··· Records to use ···

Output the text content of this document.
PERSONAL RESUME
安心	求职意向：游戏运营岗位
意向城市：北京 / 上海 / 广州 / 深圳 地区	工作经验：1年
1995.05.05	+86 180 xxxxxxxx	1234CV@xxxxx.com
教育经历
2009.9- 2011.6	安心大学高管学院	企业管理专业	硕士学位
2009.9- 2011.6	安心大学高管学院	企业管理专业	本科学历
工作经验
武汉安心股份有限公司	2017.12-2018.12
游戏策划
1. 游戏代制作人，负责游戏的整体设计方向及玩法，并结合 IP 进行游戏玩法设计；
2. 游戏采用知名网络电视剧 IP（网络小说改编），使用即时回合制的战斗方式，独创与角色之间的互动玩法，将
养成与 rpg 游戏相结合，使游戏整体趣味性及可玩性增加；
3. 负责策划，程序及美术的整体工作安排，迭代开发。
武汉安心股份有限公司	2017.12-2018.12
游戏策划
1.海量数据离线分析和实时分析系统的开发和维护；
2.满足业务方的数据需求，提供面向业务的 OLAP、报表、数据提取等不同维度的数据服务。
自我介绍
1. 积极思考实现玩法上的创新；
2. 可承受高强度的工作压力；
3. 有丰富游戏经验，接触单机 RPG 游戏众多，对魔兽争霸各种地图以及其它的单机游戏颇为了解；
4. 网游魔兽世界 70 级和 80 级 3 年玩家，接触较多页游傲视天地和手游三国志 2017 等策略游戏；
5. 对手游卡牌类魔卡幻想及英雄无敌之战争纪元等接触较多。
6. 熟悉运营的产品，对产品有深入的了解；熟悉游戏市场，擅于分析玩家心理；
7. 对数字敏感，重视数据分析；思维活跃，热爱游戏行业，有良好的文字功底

···

# [Set task]
Check each line above for the string "安心大学高管学院" and report how many lines have it, giving only the number.

# [Written solution]
2